-- Extracted material start --

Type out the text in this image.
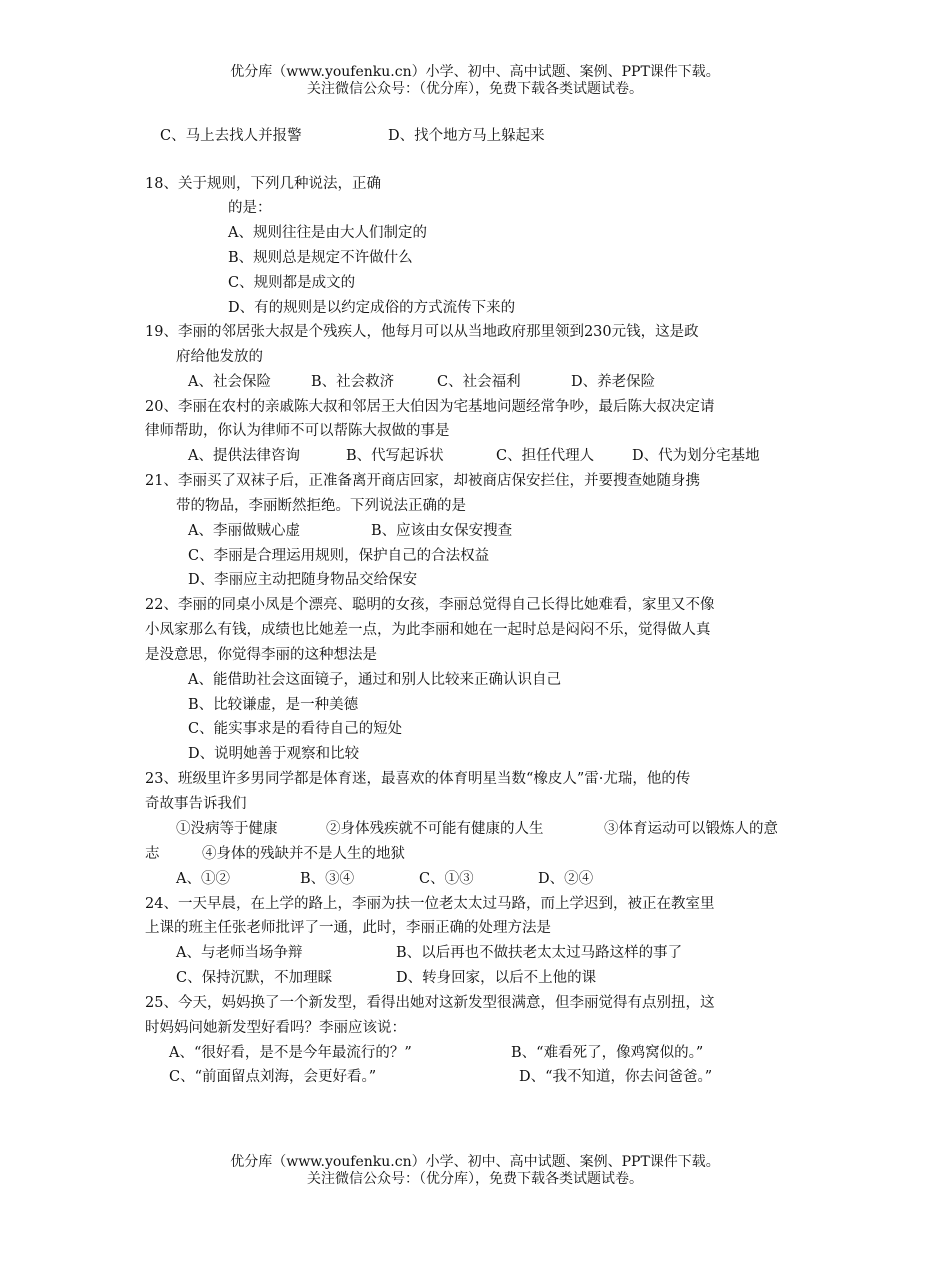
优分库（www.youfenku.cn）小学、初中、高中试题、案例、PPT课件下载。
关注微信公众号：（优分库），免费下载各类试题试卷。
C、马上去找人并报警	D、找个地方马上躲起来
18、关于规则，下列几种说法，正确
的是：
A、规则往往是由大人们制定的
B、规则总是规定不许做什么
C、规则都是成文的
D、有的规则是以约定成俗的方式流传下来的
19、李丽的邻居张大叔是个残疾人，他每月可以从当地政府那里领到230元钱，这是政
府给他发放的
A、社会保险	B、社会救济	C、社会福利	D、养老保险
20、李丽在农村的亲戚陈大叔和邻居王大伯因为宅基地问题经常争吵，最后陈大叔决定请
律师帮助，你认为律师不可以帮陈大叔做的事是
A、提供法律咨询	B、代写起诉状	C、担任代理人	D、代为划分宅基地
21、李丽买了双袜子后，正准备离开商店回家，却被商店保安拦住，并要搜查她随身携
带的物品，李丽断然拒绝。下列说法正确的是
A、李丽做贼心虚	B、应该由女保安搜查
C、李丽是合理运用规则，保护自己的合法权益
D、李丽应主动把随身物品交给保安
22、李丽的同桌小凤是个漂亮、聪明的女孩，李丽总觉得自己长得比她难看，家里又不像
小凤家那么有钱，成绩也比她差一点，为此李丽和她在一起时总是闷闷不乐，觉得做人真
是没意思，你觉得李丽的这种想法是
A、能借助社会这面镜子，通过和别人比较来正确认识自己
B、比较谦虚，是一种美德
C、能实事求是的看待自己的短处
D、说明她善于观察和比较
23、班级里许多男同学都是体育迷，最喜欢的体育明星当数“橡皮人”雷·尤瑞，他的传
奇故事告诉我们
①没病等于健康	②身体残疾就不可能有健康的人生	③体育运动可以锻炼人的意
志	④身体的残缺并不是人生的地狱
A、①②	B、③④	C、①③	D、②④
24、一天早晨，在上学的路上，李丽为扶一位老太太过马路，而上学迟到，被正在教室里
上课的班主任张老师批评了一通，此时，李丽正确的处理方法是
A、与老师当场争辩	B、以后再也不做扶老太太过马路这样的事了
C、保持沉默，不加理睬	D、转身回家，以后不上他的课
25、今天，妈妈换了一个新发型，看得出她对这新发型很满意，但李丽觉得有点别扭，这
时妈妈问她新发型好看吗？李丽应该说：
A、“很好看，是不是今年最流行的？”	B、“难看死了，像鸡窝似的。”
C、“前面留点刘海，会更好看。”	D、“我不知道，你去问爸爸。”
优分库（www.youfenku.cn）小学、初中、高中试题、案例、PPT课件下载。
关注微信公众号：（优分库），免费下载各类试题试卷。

-- Extracted material end --
-- Extracted material start --

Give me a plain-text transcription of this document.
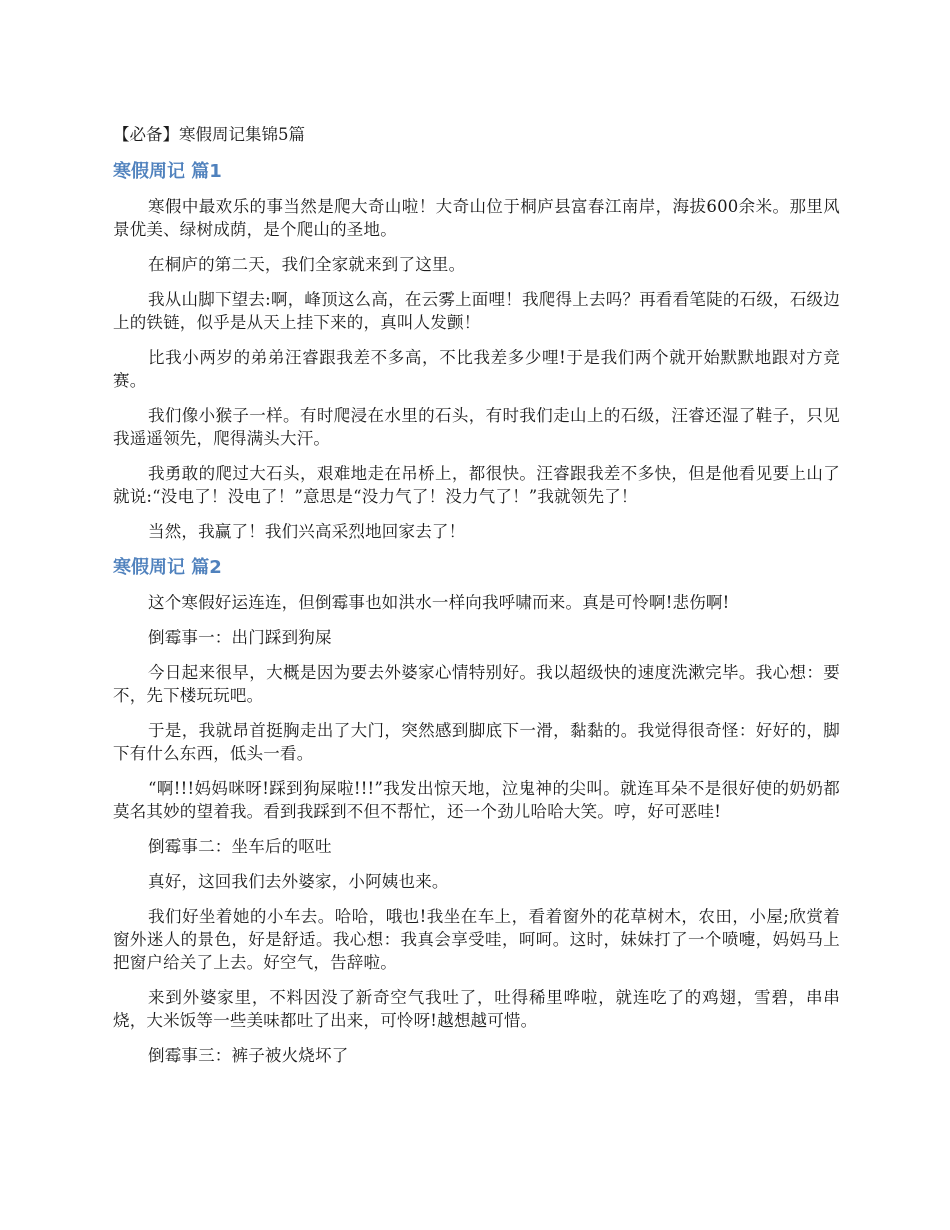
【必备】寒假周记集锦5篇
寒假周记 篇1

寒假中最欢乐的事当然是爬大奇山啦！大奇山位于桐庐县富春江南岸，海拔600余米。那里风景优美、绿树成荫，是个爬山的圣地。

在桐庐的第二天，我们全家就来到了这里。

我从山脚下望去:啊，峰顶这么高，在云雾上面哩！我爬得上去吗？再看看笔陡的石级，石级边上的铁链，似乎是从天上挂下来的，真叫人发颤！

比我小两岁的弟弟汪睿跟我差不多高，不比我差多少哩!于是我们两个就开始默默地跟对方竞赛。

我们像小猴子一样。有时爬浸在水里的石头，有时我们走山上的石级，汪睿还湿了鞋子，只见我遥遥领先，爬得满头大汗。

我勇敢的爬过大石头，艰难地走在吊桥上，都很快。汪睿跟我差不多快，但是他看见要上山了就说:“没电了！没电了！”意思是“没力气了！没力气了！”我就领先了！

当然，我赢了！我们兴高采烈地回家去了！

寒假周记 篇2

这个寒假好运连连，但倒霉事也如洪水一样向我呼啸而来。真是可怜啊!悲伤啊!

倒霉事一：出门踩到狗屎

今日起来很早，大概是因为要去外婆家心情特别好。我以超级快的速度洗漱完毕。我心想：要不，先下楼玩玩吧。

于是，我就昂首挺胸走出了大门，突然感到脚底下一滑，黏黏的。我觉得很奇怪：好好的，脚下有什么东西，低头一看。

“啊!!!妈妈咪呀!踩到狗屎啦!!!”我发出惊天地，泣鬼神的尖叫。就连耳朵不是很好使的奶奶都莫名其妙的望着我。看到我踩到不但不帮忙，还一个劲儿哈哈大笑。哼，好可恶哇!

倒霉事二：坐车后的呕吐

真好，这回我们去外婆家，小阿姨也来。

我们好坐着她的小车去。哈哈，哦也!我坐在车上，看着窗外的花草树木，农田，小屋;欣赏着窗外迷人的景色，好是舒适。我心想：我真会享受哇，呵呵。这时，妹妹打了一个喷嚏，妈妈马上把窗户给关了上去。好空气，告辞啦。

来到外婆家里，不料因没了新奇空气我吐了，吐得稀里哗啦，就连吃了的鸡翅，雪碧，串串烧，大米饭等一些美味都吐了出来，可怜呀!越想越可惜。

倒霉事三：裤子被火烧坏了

-- Extracted material end --

Gather from the entries above all lines that include the string "text".

Type out the text in this image.
Give me a plain-text transcription of this document.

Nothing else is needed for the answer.